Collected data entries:
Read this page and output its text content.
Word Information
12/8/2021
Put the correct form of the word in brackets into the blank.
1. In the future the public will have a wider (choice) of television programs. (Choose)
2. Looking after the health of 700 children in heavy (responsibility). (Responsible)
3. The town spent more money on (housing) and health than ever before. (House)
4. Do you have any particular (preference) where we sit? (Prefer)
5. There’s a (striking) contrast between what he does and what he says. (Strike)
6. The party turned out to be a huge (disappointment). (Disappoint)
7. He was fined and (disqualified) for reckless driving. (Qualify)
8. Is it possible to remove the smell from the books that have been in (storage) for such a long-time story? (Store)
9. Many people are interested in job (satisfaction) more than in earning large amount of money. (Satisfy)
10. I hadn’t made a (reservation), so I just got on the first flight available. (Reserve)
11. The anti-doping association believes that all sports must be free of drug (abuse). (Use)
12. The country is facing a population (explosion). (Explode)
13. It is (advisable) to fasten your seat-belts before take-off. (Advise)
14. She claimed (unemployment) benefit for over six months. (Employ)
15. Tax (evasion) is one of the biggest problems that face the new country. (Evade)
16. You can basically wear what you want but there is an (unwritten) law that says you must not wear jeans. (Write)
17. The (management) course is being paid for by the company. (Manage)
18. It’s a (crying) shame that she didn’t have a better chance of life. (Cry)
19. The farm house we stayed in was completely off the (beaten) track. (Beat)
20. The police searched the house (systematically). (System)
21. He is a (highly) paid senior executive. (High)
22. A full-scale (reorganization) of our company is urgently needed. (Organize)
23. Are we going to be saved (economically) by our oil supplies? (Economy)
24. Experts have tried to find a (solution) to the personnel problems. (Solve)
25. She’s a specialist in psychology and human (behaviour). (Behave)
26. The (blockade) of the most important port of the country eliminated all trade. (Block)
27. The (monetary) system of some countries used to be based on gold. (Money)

Instruction: Every record above must be duplicated exactly.

Correct response:
Read this page and output its text content.
Word Information
12/8/2021
Put the correct form of the word in brackets into the blank.
1. In the future the public will have a wider (choice) of television programs. (Choose)
2. Looking after the health of 700 children in heavy (responsibility). (Responsible)
3. The town spent more money on (housing) and health than ever before. (House)
4. Do you have any particular (preference) where we sit? (Prefer)
5. There’s a (striking) contrast between what he does and what he says. (Strike)
6. The party turned out to be a huge (disappointment). (Disappoint)
7. He was fined and (disqualified) for reckless driving. (Qualify)
8. Is it possible to remove the smell from the books that have been in (storage) for such a long-time story? (Store)
9. Many people are interested in job (satisfaction) more than in earning large amount of money. (Satisfy)
10. I hadn’t made a (reservation), so I just got on the first flight available. (Reserve)
11. The anti-doping association believes that all sports must be free of drug (abuse). (Use)
12. The country is facing a population (explosion). (Explode)
13. It is (advisable) to fasten your seat-belts before take-off. (Advise)
14. She claimed (unemployment) benefit for over six months. (Employ)
15. Tax (evasion) is one of the biggest problems that face the new country. (Evade)
16. You can basically wear what you want but there is an (unwritten) law that says you must not wear jeans. (Write)
17. The (management) course is being paid for by the company. (Manage)
18. It’s a (crying) shame that she didn’t have a better chance of life. (Cry)
19. The farm house we stayed in was completely off the (beaten) track. (Beat)
20. The police searched the house (systematically). (System)
21. He is a (highly) paid senior executive. (High)
22. A full-scale (reorganization) of our company is urgently needed. (Organize)
23. Are we going to be saved (economically) by our oil supplies? (Economy)
24. Experts have tried to find a (solution) to the personnel problems. (Solve)
25. She’s a specialist in psychology and human (behaviour). (Behave)
26. The (blockade) of the most important port of the country eliminated all trade. (Block)
27. The (monetary) system of some countries used to be based on gold. (Money)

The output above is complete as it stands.